Which lines have the string "questions"? Copy all of them from the entries below.

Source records
* begin *

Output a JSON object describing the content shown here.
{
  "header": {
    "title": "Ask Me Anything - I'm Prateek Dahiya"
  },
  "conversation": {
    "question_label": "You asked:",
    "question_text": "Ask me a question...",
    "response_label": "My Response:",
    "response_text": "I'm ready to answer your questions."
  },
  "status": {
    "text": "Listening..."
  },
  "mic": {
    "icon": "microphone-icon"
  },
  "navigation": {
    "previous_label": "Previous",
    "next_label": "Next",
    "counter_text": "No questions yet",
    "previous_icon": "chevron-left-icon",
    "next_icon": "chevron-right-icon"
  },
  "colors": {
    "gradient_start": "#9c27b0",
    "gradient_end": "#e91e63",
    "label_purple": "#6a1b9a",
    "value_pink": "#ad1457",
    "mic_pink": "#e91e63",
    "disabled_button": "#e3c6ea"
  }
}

* end *

=== EXERCISE RESULT ===
    "response_text": "I'm ready to answer your questions."
    "counter_text": "No questions yet",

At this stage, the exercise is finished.